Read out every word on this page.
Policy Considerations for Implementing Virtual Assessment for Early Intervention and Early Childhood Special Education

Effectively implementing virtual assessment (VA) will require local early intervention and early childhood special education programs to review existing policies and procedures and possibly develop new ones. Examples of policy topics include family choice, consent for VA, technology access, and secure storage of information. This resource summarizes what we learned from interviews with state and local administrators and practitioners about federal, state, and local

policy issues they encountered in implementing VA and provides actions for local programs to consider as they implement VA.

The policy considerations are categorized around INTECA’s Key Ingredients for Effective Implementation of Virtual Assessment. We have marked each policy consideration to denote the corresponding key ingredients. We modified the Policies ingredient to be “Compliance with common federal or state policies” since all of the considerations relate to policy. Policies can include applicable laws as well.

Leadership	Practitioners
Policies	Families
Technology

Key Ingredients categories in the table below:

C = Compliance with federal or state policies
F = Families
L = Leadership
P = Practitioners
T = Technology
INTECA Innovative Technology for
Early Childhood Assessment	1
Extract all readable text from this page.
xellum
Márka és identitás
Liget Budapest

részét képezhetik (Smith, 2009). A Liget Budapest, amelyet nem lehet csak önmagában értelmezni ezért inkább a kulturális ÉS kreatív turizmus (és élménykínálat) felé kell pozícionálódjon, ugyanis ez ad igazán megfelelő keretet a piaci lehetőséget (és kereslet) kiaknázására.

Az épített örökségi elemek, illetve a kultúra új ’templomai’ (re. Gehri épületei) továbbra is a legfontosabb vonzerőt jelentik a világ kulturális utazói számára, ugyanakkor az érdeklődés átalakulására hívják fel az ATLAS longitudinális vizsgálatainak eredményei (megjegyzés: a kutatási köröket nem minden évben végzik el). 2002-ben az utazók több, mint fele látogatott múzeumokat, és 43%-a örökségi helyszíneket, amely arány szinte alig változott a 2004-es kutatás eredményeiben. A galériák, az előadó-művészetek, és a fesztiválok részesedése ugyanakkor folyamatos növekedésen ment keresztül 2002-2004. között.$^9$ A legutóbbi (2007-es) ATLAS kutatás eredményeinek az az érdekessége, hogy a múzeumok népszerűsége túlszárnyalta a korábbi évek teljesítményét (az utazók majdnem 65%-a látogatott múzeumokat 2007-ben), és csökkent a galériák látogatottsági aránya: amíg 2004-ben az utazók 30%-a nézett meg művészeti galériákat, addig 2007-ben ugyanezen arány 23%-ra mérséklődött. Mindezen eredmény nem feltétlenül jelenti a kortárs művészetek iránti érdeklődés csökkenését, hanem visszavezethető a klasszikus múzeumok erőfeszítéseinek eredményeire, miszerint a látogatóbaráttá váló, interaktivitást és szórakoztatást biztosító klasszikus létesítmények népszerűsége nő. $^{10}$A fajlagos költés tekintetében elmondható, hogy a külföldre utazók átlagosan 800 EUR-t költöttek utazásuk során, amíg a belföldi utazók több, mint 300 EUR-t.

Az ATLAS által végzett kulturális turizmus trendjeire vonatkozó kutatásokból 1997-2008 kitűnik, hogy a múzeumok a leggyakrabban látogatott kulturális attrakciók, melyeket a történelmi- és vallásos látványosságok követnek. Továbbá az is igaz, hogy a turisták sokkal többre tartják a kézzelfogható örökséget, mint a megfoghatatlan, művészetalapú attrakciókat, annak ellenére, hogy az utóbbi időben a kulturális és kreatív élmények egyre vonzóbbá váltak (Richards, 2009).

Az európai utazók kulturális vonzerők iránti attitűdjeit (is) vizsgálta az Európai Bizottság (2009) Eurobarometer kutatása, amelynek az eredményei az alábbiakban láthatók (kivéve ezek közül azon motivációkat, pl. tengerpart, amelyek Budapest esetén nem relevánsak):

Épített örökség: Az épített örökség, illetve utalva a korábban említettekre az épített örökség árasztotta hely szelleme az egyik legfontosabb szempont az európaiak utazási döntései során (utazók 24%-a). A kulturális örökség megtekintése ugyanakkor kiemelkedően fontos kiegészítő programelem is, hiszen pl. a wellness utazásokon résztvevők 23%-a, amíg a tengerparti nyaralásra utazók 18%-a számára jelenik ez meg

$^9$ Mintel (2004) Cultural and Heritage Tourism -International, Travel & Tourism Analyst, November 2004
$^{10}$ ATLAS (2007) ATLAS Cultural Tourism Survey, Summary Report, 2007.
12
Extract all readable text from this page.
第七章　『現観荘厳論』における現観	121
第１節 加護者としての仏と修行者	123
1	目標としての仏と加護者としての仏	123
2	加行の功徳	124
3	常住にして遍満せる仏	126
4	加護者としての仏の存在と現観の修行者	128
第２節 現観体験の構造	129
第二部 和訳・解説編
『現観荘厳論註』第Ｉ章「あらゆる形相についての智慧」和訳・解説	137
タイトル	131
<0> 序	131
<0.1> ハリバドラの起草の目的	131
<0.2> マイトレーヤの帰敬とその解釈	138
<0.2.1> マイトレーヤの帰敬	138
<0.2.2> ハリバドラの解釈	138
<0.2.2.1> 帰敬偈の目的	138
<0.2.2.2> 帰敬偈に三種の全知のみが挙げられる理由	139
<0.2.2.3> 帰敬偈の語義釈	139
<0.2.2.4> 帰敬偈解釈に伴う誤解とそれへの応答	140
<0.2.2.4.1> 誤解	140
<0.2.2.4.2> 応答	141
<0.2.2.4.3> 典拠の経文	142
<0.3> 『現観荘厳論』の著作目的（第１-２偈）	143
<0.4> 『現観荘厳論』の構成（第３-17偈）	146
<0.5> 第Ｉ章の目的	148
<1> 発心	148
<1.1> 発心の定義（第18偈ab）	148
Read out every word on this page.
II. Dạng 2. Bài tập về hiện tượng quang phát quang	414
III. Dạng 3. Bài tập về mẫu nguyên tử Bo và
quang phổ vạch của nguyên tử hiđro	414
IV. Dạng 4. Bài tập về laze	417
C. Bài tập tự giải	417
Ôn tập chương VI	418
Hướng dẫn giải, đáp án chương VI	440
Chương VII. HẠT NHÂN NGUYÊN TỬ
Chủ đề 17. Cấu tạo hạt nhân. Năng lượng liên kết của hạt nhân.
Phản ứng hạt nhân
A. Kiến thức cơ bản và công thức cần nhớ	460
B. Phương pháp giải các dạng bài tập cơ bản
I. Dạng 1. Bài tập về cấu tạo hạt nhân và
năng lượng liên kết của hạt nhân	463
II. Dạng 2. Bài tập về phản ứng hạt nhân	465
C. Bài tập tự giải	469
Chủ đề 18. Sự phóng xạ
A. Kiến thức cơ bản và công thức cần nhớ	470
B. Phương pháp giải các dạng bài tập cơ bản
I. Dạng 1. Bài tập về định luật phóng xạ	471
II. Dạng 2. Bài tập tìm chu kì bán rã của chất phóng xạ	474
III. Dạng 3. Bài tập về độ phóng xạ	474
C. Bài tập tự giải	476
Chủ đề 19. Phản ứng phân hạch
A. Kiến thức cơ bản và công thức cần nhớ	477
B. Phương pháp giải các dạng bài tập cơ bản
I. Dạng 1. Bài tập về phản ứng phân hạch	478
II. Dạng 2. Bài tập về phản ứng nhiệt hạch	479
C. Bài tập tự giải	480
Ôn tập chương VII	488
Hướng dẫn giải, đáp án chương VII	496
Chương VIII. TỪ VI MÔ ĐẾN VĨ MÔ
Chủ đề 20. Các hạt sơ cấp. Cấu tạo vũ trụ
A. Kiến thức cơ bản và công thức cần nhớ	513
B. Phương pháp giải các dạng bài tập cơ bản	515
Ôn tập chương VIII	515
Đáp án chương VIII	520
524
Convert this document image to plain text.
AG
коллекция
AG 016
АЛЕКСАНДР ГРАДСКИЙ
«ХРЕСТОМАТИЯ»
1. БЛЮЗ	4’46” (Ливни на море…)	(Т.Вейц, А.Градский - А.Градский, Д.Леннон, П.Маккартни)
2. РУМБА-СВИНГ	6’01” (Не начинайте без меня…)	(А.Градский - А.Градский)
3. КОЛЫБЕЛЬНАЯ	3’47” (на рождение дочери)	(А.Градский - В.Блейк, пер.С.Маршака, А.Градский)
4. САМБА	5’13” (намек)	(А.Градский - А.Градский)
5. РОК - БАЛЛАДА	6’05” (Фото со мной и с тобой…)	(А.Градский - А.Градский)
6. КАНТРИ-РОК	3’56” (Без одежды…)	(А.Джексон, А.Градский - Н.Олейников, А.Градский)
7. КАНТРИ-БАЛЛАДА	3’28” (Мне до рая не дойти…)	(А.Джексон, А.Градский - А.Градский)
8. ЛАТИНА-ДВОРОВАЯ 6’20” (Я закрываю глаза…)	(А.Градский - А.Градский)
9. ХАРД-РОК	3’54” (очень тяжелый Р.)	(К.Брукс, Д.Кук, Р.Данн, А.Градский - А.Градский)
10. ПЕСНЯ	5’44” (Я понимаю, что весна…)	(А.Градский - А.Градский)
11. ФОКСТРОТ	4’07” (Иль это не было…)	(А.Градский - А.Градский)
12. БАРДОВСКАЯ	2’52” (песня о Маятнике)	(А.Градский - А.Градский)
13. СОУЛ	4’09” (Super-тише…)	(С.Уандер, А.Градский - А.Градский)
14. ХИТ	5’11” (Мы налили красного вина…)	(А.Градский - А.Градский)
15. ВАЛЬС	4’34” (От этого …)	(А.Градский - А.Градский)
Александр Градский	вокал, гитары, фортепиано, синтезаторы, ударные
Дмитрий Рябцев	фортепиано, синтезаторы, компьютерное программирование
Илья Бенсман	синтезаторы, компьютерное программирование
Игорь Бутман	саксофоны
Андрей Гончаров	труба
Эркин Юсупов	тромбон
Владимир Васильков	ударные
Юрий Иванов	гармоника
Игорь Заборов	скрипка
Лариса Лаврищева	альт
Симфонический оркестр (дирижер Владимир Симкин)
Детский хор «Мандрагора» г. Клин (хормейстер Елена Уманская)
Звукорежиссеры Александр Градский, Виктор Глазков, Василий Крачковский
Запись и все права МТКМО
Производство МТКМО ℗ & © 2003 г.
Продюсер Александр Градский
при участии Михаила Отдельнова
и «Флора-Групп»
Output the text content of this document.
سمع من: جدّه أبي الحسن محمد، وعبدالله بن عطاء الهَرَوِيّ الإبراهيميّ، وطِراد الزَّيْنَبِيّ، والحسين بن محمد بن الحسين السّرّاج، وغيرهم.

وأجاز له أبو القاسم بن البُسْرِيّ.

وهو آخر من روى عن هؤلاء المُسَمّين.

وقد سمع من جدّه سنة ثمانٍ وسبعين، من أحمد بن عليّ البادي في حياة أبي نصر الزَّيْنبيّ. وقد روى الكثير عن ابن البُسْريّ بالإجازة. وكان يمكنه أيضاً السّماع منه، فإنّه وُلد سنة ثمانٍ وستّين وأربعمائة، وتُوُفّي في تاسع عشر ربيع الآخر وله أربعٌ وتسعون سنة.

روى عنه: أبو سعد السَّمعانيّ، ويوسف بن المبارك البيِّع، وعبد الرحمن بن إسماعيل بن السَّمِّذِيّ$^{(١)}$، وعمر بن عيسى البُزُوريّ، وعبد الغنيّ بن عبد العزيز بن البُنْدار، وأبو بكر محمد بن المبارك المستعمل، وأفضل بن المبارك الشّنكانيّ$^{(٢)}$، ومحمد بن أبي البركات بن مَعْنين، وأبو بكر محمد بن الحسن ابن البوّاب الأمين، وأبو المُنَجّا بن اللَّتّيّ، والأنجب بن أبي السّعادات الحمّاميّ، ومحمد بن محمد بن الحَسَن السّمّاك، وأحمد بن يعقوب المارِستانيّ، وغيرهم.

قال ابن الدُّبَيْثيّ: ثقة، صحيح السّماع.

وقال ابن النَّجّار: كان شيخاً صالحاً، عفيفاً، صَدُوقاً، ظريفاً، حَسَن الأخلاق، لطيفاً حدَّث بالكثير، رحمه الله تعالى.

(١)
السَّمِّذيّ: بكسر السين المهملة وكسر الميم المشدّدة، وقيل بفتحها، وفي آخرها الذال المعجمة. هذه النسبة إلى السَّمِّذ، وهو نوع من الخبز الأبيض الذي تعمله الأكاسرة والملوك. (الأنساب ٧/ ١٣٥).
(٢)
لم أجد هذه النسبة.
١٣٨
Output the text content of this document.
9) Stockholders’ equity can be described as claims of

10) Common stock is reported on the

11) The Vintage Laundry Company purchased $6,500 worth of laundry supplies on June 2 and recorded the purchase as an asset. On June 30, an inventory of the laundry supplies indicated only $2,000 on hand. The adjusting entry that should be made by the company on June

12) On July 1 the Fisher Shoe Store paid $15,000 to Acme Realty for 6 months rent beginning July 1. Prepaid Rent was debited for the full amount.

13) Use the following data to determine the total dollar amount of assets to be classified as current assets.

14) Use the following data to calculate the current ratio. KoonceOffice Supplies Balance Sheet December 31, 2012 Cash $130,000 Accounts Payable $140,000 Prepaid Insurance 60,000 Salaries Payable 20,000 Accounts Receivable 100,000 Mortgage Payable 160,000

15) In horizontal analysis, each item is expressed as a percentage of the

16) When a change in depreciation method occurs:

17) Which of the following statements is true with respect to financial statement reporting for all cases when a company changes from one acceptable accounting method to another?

Exercise directions: Copy every line of the records above that holds the word "النسبة".

Reply to the exercise:
السَّمِّذيّ: بكسر السين المهملة وكسر الميم المشدّدة، وقيل بفتحها، وفي آخرها الذال المعجمة. هذه النسبة إلى السَّمِّذ، وهو نوع من الخبز الأبيض الذي تعمله الأكاسرة والملوك. (الأنساب ٧/ ١٣٥).
لم أجد هذه النسبة.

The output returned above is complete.